(Data records)
## BEGIN

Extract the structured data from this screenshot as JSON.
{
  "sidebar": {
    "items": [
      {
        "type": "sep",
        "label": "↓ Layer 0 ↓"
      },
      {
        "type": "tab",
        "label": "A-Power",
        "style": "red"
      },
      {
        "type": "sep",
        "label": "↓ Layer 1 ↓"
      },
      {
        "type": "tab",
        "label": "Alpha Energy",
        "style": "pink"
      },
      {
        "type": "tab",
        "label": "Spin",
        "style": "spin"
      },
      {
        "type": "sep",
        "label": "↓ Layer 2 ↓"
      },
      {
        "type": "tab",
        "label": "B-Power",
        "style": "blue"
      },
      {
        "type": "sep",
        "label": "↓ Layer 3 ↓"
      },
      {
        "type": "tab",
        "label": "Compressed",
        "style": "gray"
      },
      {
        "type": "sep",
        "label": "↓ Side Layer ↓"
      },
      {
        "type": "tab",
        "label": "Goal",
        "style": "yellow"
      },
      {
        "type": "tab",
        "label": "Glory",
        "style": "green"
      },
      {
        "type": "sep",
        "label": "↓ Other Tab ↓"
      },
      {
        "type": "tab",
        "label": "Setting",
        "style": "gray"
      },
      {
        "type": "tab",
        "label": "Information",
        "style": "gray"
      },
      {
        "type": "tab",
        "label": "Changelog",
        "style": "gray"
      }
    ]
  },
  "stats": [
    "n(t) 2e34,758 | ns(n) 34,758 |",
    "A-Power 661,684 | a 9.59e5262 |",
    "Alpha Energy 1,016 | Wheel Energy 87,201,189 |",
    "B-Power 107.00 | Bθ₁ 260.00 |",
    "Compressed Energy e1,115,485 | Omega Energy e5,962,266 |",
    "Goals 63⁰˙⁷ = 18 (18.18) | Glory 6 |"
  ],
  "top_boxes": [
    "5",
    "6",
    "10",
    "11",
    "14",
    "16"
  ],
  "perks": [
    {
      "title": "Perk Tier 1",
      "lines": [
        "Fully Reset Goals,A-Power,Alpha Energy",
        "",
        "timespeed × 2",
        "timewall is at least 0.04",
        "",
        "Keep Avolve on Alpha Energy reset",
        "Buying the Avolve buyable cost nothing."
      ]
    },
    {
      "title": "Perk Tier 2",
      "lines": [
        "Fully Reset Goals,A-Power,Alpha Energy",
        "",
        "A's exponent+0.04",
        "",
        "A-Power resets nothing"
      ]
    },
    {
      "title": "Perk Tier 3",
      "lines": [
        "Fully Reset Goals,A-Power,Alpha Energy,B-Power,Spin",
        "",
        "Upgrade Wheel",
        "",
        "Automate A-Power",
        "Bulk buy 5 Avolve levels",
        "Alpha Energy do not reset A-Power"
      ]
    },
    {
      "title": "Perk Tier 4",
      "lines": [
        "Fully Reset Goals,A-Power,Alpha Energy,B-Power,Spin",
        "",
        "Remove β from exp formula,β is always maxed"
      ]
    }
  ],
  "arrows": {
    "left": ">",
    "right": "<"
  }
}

## END
## BEGIN

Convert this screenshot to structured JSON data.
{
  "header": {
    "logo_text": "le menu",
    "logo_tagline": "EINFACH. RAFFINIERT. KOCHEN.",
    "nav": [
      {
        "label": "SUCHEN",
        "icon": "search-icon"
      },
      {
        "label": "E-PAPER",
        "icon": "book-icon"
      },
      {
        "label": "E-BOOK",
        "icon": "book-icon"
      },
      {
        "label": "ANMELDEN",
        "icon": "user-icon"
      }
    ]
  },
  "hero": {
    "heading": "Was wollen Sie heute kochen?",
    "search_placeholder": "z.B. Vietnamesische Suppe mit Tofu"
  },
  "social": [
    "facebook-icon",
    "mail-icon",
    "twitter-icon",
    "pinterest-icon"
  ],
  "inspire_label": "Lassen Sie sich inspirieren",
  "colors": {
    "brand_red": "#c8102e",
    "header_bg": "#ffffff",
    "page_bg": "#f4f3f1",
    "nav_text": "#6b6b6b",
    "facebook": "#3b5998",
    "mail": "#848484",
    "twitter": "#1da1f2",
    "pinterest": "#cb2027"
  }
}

## END

In the entries above, locate every line with the word "icon" and copy it.

        "icon": "search-icon"
        "icon": "book-icon"
        "icon": "book-icon"
        "icon": "user-icon"
    "facebook-icon",
    "mail-icon",
    "twitter-icon",
    "pinterest-icon"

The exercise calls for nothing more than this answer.